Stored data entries
[Begin]

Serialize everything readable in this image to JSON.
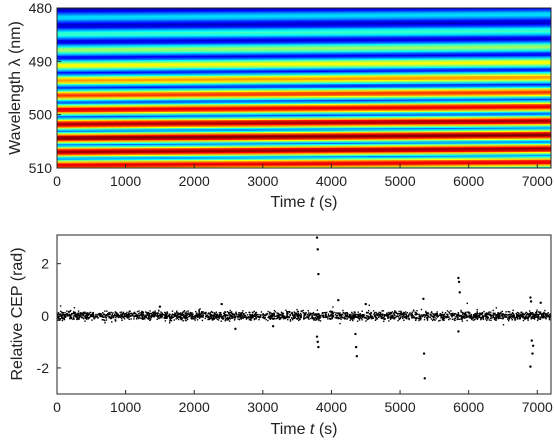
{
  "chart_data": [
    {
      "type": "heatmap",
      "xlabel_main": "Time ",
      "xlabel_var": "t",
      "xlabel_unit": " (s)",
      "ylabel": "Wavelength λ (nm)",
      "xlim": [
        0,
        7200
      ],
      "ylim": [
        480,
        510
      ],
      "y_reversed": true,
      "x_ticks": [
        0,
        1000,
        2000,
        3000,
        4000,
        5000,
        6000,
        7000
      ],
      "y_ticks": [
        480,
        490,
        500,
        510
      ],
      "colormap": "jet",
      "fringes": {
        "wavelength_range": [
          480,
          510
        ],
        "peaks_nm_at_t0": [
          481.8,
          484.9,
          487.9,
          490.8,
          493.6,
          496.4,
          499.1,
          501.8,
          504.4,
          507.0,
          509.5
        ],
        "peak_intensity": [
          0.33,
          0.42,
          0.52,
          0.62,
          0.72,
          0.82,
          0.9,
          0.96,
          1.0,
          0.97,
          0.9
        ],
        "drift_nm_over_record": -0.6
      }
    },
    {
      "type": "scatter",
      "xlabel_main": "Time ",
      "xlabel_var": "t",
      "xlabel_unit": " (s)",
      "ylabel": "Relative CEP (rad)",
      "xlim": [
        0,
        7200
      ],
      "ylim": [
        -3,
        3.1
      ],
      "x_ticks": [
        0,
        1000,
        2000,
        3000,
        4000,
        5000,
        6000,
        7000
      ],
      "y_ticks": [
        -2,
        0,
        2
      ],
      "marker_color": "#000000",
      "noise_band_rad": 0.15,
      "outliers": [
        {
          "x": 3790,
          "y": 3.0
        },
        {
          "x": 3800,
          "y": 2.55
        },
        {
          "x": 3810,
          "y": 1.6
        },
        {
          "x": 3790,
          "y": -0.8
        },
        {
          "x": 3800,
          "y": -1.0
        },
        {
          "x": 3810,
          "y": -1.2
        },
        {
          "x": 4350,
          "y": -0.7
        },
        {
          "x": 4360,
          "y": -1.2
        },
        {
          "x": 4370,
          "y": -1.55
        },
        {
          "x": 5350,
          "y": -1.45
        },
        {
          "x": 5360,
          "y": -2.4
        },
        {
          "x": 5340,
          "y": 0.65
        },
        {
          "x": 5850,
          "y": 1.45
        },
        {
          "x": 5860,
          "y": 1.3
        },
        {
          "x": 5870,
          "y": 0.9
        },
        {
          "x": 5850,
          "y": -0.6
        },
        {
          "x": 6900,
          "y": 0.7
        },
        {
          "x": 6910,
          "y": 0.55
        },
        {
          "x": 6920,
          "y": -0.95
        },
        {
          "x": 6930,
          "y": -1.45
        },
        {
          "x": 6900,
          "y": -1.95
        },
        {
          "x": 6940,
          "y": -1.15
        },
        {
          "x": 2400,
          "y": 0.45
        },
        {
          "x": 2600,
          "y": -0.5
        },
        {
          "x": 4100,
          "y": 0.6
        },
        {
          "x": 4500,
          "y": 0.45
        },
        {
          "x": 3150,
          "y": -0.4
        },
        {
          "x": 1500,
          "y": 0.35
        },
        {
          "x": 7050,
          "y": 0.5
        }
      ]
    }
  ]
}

[End]

• GOAL:
Restate each line of the records exactly; pictures do not belong in the copy.

• ANSWER FOR THIS EXERCISE:
Serialize everything readable in this image to JSON.
{
  "chart_data": [
    {
      "type": "heatmap",
      "xlabel_main": "Time ",
      "xlabel_var": "t",
      "xlabel_unit": " (s)",
      "ylabel": "Wavelength λ (nm)",
      "xlim": [
        0,
        7200
      ],
      "ylim": [
        480,
        510
      ],
      "y_reversed": true,
      "x_ticks": [
        0,
        1000,
        2000,
        3000,
        4000,
        5000,
        6000,
        7000
      ],
      "y_ticks": [
        480,
        490,
        500,
        510
      ],
      "colormap": "jet",
      "fringes": {
        "wavelength_range": [
          480,
          510
        ],
        "peaks_nm_at_t0": [
          481.8,
          484.9,
          487.9,
          490.8,
          493.6,
          496.4,
          499.1,
          501.8,
          504.4,
          507.0,
          509.5
        ],
        "peak_intensity": [
          0.33,
          0.42,
          0.52,
          0.62,
          0.72,
          0.82,
          0.9,
          0.96,
          1.0,
          0.97,
          0.9
        ],
        "drift_nm_over_record": -0.6
      }
    },
    {
      "type": "scatter",
      "xlabel_main": "Time ",
      "xlabel_var": "t",
      "xlabel_unit": " (s)",
      "ylabel": "Relative CEP (rad)",
      "xlim": [
        0,
        7200
      ],
      "ylim": [
        -3,
        3.1
      ],
      "x_ticks": [
        0,
        1000,
        2000,
        3000,
        4000,
        5000,
        6000,
        7000
      ],
      "y_ticks": [
        -2,
        0,
        2
      ],
      "marker_color": "#000000",
      "noise_band_rad": 0.15,
      "outliers": [
        {
          "x": 3790,
          "y": 3.0
        },
        {
          "x": 3800,
          "y": 2.55
        },
        {
          "x": 3810,
          "y": 1.6
        },
        {
          "x": 3790,
          "y": -0.8
        },
        {
          "x": 3800,
          "y": -1.0
        },
        {
          "x": 3810,
          "y": -1.2
        },
        {
          "x": 4350,
          "y": -0.7
        },
        {
          "x": 4360,
          "y": -1.2
        },
        {
          "x": 4370,
          "y": -1.55
        },
        {
          "x": 5350,
          "y": -1.45
        },
        {
          "x": 5360,
          "y": -2.4
        },
        {
          "x": 5340,
          "y": 0.65
        },
        {
          "x": 5850,
          "y": 1.45
        },
        {
          "x": 5860,
          "y": 1.3
        },
        {
          "x": 5870,
          "y": 0.9
        },
        {
          "x": 5850,
          "y": -0.6
        },
        {
          "x": 6900,
          "y": 0.7
        },
        {
          "x": 6910,
          "y": 0.55
        },
        {
          "x": 6920,
          "y": -0.95
        },
        {
          "x": 6930,
          "y": -1.45
        },
        {
          "x": 6900,
          "y": -1.95
        },
        {
          "x": 6940,
          "y": -1.15
        },
        {
          "x": 2400,
          "y": 0.45
        },
        {
          "x": 2600,
          "y": -0.5
        },
        {
          "x": 4100,
          "y": 0.6
        },
        {
          "x": 4500,
          "y": 0.45
        },
        {
          "x": 3150,
          "y": -0.4
        },
        {
          "x": 1500,
          "y": 0.35
        },
        {
          "x": 7050,
          "y": 0.5
        }
      ]
    }
  ]
}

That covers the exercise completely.